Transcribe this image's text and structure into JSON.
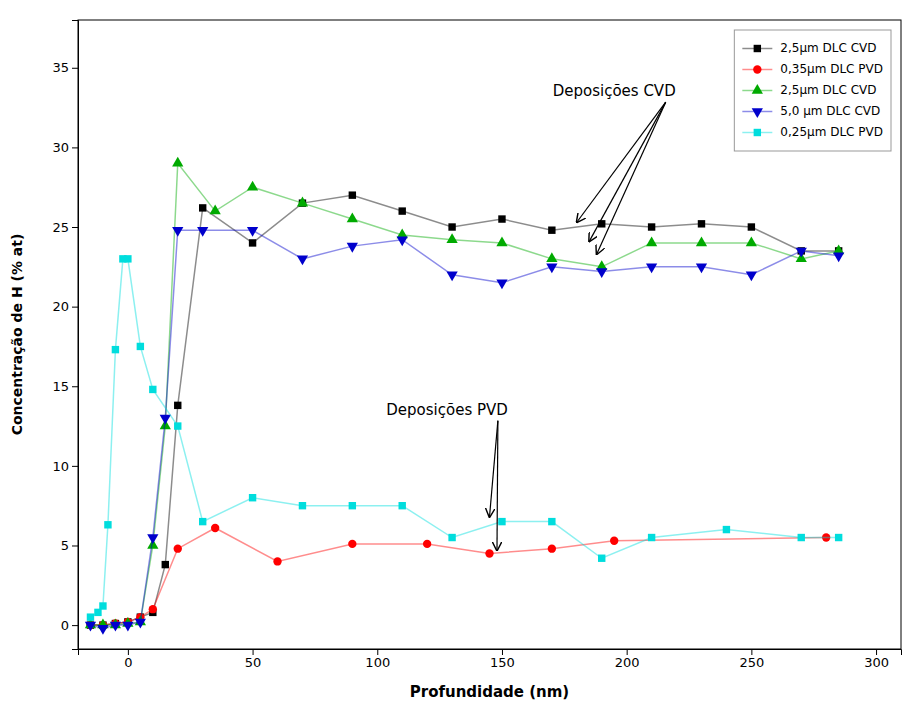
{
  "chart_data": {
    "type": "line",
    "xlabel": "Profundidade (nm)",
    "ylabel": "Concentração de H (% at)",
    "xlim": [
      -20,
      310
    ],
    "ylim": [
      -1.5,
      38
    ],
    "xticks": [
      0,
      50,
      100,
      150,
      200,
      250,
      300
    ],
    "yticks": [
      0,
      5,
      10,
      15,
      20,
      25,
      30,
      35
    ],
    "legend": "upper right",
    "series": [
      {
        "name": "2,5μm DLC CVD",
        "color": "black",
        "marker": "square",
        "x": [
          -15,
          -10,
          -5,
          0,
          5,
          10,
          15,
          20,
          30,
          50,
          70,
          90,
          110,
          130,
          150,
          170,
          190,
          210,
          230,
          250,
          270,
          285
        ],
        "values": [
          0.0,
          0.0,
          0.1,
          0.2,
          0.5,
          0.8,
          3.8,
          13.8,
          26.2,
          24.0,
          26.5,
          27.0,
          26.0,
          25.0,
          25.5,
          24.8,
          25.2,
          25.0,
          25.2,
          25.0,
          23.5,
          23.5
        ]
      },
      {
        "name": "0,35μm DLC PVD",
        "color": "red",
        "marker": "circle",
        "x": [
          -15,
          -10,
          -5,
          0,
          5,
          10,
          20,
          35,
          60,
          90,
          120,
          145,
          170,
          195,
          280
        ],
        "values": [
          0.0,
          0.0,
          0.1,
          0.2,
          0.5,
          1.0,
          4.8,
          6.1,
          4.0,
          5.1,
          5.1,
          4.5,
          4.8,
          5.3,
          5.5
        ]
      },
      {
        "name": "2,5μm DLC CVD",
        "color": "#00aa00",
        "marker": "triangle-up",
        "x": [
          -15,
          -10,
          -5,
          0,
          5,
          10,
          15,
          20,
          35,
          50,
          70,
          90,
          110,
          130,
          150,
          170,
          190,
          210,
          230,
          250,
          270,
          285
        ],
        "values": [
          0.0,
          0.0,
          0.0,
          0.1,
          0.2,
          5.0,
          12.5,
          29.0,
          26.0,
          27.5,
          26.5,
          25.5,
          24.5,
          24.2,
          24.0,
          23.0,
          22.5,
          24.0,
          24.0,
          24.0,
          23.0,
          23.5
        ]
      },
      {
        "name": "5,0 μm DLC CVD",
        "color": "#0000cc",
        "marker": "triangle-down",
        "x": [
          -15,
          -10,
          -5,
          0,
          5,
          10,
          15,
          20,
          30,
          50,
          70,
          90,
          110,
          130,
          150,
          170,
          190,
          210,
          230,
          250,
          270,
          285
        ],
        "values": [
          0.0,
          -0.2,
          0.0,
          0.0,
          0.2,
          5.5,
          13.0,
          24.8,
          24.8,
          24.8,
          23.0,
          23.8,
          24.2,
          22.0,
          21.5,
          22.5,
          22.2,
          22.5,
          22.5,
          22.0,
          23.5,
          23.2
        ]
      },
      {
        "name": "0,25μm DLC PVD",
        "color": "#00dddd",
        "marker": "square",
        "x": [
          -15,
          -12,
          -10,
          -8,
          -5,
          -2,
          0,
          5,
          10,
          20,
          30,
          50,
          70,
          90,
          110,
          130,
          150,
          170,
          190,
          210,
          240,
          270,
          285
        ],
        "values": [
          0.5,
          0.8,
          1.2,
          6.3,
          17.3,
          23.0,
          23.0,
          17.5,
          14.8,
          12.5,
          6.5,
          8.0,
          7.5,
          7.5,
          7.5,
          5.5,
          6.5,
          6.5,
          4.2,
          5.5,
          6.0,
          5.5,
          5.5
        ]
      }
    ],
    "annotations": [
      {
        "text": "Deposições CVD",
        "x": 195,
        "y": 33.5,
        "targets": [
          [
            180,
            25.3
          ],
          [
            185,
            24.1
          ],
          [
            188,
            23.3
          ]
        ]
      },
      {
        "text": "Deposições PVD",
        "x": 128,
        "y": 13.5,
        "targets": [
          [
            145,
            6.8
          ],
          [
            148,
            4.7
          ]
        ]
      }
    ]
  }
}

***

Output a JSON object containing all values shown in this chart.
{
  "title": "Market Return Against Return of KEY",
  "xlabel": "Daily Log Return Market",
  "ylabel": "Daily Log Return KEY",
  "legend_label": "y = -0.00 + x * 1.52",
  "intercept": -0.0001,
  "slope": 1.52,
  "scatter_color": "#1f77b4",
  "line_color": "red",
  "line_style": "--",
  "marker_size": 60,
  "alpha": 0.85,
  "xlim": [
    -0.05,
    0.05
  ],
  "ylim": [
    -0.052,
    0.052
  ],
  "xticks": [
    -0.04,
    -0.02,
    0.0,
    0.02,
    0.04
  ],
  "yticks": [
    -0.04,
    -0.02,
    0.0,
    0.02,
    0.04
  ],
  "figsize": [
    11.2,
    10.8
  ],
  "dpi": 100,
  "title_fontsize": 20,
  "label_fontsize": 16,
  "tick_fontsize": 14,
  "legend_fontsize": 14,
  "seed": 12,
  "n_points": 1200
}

***

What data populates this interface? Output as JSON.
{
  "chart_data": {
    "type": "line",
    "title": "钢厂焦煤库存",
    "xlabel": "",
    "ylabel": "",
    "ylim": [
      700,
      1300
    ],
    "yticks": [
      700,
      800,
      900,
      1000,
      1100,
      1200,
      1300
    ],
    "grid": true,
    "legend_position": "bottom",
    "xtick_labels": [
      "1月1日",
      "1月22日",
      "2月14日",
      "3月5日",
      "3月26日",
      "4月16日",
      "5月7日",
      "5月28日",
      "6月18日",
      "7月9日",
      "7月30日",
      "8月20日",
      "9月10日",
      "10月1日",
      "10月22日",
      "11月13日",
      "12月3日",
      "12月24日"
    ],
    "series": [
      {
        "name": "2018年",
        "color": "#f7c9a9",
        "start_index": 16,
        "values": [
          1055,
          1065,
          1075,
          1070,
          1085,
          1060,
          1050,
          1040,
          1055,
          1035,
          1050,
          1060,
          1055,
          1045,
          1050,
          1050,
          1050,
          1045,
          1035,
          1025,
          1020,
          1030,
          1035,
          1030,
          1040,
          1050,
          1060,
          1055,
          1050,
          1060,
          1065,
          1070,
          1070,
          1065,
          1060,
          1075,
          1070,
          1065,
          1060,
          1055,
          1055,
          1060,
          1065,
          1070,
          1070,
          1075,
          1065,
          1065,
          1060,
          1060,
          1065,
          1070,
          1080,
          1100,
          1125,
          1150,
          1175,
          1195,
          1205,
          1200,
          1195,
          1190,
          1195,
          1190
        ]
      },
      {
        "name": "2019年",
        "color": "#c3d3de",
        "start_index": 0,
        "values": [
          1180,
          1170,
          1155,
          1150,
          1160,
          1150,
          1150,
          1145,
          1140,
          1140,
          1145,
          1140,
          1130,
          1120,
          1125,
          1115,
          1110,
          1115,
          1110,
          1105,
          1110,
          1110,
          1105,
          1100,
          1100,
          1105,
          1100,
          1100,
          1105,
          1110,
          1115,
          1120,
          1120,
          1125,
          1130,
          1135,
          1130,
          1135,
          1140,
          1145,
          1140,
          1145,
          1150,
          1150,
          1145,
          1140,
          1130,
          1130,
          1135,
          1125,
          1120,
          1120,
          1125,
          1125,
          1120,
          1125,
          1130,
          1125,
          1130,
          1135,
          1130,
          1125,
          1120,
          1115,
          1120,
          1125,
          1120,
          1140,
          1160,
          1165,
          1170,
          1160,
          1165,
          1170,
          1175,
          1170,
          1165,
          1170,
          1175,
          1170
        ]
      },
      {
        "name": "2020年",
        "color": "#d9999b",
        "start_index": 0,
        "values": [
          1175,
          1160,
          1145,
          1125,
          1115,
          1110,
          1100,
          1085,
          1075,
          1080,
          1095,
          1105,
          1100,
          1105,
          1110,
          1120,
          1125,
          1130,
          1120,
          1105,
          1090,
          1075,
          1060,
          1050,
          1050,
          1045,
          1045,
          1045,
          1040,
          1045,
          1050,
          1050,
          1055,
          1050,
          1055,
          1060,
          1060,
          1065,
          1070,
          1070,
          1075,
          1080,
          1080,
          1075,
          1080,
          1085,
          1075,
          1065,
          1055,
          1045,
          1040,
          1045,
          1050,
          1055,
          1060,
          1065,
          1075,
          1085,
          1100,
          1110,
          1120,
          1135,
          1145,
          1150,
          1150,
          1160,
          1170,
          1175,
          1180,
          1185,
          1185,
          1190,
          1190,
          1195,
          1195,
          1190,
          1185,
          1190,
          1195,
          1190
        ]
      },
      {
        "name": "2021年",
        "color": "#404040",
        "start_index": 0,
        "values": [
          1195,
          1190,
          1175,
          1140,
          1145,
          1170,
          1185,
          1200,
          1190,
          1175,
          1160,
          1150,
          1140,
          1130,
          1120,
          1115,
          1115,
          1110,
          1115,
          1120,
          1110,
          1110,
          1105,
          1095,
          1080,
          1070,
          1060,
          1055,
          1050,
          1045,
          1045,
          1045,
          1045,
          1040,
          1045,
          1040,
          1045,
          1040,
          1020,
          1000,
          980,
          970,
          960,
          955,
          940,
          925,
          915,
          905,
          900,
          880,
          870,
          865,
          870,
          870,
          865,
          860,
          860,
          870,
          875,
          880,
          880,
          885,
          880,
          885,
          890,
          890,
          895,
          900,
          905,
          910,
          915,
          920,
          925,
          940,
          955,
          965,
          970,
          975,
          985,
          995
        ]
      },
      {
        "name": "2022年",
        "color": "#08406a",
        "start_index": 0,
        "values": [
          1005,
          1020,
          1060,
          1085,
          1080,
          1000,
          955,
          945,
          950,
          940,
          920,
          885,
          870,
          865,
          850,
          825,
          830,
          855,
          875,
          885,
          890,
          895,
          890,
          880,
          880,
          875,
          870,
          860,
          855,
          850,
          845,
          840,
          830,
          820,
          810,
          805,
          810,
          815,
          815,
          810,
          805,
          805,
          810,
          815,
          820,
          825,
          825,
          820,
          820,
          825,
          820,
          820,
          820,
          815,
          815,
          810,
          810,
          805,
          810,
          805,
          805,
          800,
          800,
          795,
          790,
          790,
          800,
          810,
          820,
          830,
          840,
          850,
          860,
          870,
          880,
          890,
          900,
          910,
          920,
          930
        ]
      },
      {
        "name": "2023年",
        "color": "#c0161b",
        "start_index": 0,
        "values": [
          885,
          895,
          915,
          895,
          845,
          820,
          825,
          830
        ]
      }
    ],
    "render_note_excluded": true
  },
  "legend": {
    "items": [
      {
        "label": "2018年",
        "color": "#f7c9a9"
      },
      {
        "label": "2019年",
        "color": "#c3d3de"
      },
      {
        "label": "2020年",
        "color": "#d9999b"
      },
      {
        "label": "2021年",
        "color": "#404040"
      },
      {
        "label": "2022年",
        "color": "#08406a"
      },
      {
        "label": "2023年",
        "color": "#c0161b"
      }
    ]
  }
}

***

■ **Given request**: Search the entries for the string "Deposições" and collect each line that has it.

■ **Written answer**:
        "text": "Deposições CVD",
        "text": "Deposições PVD",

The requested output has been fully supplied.